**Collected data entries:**
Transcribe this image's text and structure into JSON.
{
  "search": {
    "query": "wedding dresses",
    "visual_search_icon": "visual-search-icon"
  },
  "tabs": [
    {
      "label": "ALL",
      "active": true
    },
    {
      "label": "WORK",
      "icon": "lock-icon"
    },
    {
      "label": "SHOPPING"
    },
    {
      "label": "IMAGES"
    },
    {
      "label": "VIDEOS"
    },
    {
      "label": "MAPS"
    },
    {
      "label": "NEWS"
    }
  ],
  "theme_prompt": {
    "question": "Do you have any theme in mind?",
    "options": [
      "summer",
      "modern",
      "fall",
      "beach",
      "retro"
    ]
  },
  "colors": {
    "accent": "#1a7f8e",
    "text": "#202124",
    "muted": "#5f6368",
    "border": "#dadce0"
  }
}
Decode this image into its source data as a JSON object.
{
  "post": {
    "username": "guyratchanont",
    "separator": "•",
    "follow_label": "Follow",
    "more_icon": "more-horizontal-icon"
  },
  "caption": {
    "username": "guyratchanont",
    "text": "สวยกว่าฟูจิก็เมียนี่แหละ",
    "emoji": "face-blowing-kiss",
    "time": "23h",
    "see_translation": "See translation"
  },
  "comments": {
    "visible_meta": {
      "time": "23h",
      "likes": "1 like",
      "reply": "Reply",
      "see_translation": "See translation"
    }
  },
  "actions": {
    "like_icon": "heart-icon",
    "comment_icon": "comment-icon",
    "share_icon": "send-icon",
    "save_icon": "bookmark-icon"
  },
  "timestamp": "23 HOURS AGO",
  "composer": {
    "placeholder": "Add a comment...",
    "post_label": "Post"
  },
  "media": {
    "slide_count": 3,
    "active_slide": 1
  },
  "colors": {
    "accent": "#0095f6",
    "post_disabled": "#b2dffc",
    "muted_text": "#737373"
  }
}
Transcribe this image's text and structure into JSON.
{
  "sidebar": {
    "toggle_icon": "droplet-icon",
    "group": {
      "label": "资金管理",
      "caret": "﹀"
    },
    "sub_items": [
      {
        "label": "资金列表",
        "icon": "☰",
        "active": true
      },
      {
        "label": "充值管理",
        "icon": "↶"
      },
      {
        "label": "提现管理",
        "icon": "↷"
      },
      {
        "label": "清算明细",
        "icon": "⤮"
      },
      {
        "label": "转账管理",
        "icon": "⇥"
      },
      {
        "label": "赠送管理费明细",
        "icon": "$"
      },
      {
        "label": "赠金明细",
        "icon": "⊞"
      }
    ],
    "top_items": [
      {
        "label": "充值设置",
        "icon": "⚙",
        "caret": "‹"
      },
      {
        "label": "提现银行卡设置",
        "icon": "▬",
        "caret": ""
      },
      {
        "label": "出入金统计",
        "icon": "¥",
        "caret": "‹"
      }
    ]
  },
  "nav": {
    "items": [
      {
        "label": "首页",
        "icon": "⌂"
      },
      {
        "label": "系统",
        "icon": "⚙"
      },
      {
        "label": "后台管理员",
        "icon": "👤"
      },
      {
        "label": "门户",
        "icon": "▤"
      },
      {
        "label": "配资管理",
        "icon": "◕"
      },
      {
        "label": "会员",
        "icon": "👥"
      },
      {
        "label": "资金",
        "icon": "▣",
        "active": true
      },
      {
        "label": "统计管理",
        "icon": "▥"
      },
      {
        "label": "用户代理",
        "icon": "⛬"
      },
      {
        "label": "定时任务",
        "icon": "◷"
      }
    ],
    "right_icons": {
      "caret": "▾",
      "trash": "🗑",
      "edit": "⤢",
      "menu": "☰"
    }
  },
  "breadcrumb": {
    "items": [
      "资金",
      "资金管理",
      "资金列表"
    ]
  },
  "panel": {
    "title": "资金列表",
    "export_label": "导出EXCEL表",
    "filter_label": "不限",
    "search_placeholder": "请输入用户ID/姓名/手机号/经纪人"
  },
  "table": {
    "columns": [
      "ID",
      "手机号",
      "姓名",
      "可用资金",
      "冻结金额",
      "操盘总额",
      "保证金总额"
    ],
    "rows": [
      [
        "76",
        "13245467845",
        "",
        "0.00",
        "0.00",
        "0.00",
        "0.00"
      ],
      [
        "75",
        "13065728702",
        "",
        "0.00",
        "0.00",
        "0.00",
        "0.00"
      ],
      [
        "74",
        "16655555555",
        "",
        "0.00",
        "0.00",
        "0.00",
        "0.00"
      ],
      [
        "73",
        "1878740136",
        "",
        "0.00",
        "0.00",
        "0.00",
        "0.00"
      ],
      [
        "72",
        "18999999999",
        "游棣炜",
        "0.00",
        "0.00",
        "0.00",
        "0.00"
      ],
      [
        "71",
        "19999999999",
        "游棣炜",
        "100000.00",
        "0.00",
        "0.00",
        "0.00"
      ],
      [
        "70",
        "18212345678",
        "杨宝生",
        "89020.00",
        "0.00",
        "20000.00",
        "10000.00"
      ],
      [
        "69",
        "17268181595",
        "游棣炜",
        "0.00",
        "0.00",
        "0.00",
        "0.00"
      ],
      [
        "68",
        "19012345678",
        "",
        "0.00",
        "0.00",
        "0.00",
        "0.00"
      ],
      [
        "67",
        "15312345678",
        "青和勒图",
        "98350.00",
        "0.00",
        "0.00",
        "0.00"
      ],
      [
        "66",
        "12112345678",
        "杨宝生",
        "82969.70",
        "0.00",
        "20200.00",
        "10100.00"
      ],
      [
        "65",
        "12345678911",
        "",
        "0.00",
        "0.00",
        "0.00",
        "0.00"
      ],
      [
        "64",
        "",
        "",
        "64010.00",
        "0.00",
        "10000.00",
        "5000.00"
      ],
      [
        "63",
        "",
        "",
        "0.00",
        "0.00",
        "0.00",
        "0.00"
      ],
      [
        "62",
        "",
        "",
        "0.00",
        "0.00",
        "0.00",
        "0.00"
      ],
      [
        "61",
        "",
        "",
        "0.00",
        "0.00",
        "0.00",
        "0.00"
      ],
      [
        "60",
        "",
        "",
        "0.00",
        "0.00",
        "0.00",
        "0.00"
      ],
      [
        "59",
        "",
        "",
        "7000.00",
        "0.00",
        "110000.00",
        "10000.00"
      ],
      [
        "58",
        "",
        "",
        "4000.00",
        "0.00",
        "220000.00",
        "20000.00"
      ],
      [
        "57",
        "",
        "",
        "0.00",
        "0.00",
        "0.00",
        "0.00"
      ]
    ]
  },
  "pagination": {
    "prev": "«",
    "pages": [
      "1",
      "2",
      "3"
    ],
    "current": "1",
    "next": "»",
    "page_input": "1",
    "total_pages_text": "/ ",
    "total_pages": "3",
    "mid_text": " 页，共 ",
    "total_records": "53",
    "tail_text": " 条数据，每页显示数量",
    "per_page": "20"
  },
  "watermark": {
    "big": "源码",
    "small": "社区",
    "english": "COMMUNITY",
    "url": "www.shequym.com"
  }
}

**What you are asked to do:**
Identify each line of the material where the word "translation" shows up, and copy it.

**In response:**
    "see_translation": "See translation"
      "see_translation": "See translation"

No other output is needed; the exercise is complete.